[Data items]
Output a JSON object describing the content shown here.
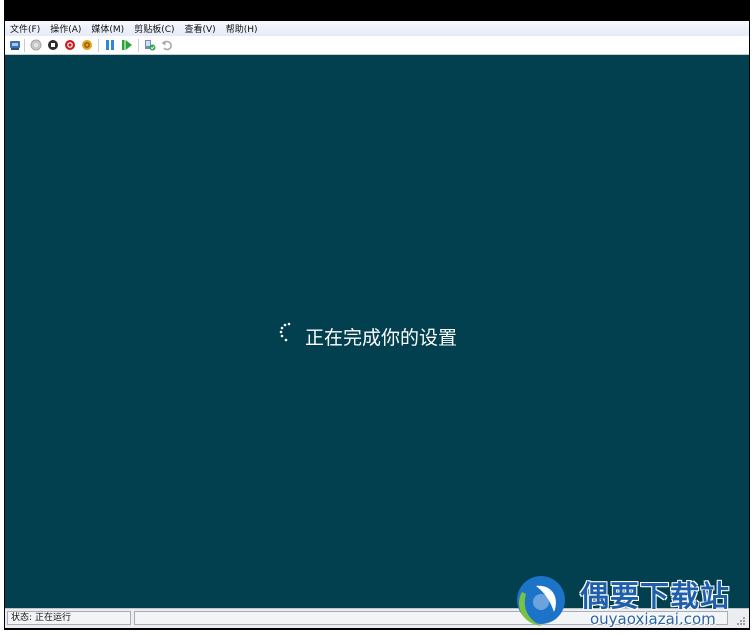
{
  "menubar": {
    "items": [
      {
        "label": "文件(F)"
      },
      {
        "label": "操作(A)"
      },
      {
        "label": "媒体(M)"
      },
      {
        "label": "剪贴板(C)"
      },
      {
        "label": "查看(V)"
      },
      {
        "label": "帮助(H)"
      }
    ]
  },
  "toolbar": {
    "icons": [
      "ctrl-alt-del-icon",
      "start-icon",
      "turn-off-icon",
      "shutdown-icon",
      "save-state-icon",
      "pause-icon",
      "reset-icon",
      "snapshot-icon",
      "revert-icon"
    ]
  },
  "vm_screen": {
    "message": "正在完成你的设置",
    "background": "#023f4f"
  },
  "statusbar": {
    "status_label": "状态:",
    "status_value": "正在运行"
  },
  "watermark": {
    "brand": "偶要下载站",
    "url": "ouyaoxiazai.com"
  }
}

**What is needed:**
Retype the data above exactly; pictures are not part of the copy.

**Full output:**
Output a JSON object describing the content shown here.
{
  "menubar": {
    "items": [
      {
        "label": "文件(F)"
      },
      {
        "label": "操作(A)"
      },
      {
        "label": "媒体(M)"
      },
      {
        "label": "剪贴板(C)"
      },
      {
        "label": "查看(V)"
      },
      {
        "label": "帮助(H)"
      }
    ]
  },
  "toolbar": {
    "icons": [
      "ctrl-alt-del-icon",
      "start-icon",
      "turn-off-icon",
      "shutdown-icon",
      "save-state-icon",
      "pause-icon",
      "reset-icon",
      "snapshot-icon",
      "revert-icon"
    ]
  },
  "vm_screen": {
    "message": "正在完成你的设置",
    "background": "#023f4f"
  },
  "statusbar": {
    "status_label": "状态:",
    "status_value": "正在运行"
  },
  "watermark": {
    "brand": "偶要下载站",
    "url": "ouyaoxiazai.com"
  }
}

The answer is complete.